Read the material below and tally how many lines hold the word "Type", giving the number and nothing else.

— BEGIN RECORD LIST —

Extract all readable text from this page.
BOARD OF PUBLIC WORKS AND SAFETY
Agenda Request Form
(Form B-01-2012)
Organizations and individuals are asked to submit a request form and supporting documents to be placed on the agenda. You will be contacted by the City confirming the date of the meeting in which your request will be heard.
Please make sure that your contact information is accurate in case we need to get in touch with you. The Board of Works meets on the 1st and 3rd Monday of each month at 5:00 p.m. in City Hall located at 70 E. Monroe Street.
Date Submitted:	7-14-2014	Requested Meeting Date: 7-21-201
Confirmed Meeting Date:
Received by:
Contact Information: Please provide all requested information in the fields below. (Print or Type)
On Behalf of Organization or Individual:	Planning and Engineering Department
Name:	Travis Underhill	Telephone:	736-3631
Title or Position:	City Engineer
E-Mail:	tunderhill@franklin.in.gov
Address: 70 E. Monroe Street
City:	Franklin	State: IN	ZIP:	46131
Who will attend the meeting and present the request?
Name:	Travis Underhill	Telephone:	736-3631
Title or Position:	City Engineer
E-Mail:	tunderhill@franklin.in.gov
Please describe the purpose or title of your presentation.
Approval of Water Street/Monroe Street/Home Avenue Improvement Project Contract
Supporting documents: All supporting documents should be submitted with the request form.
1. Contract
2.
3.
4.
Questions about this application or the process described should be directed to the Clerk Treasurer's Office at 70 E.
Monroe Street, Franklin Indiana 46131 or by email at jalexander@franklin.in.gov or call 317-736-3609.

— END RECORD LIST —
— BEGIN RECORD LIST —

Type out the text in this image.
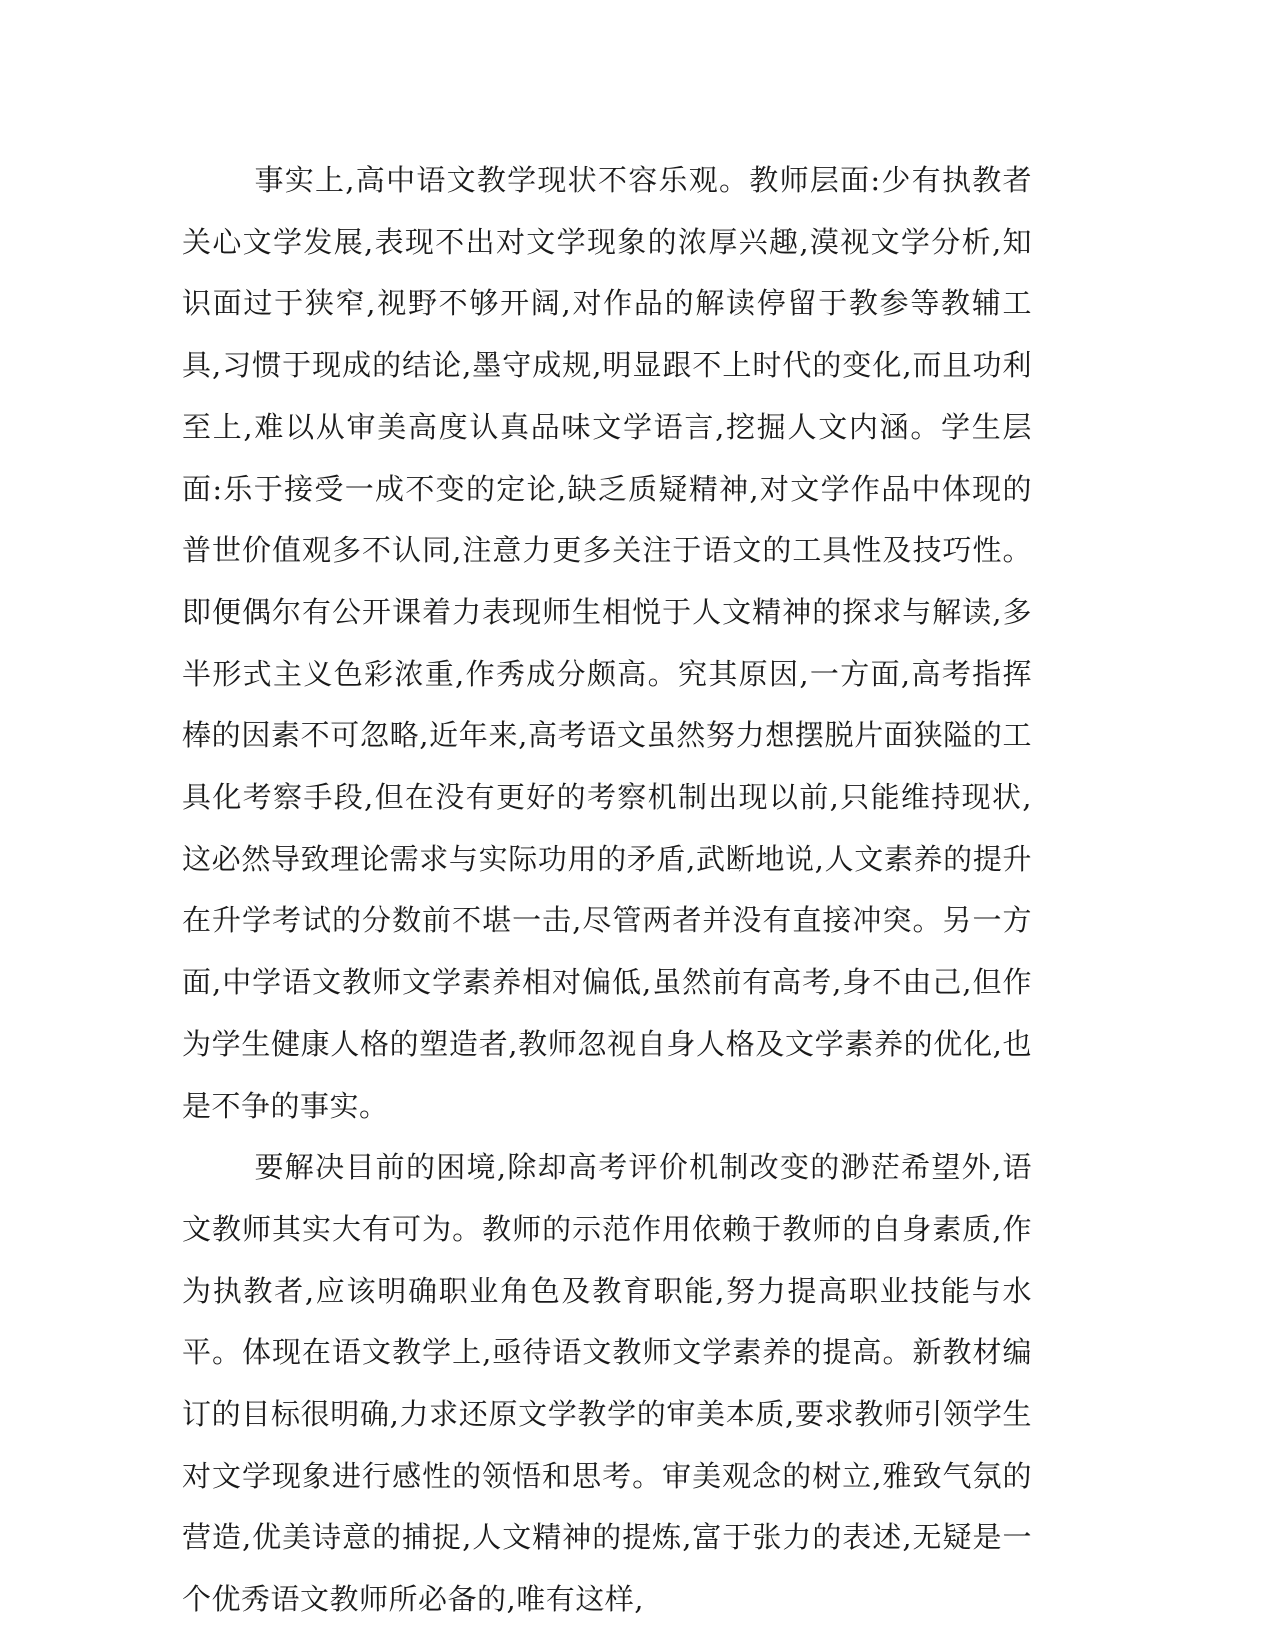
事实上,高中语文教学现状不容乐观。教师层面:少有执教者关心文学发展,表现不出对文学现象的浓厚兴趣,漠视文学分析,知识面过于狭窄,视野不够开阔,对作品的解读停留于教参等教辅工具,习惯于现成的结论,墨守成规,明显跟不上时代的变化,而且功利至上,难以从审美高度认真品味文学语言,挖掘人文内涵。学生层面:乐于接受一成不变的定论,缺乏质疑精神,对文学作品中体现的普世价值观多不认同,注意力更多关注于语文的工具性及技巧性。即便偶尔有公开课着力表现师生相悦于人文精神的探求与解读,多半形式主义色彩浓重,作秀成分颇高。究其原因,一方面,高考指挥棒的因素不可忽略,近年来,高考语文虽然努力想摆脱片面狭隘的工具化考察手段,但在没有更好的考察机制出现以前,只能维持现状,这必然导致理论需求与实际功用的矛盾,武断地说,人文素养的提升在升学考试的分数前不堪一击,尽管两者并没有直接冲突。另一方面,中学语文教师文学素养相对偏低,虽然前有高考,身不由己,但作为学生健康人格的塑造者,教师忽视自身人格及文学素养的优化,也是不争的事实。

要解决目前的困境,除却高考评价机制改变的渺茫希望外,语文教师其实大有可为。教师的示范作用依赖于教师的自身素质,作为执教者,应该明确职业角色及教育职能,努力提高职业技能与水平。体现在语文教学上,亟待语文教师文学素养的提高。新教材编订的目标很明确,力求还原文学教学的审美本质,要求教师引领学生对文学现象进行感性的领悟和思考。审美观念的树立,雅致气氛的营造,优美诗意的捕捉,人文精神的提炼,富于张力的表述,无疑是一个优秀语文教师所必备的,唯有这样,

— END RECORD LIST —

• [WORKED ANSWER]
2